*** Source material
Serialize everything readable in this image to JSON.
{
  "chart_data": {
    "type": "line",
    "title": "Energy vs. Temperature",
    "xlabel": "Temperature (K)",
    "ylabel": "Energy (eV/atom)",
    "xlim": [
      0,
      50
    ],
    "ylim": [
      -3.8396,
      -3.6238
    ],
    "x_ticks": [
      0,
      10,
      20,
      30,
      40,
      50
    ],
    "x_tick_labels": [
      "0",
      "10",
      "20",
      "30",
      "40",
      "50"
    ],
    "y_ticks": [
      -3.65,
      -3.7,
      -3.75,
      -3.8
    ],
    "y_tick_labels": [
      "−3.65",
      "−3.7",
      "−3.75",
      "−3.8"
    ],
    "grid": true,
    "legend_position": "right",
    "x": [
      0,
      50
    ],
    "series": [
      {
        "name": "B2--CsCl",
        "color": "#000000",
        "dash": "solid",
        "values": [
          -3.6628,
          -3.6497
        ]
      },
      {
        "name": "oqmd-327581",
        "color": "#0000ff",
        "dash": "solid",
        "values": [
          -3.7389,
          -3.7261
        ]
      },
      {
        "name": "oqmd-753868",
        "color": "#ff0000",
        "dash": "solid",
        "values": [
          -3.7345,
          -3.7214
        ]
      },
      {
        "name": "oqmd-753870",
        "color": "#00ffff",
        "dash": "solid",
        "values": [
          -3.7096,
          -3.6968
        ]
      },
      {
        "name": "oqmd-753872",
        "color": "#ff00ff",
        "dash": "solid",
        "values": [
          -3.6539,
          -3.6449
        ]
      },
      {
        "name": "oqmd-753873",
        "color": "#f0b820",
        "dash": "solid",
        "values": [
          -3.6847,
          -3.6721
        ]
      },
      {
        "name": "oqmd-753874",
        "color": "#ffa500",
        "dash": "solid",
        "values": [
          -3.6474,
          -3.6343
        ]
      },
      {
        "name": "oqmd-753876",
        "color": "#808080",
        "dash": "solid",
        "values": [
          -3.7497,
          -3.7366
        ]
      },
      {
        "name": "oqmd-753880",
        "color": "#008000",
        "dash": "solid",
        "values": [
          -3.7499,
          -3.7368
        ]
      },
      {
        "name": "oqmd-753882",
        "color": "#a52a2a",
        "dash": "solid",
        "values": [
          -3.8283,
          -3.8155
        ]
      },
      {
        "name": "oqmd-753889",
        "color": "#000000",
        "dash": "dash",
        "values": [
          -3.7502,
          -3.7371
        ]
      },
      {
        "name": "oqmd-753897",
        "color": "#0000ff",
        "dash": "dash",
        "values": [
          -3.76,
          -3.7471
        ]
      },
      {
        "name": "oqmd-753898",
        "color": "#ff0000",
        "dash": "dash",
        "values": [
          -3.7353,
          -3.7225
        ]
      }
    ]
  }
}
******
** Task to complete **
The records are above. How many lines in them contain the word "oqmd"? Give the number alone.

** Solution **
12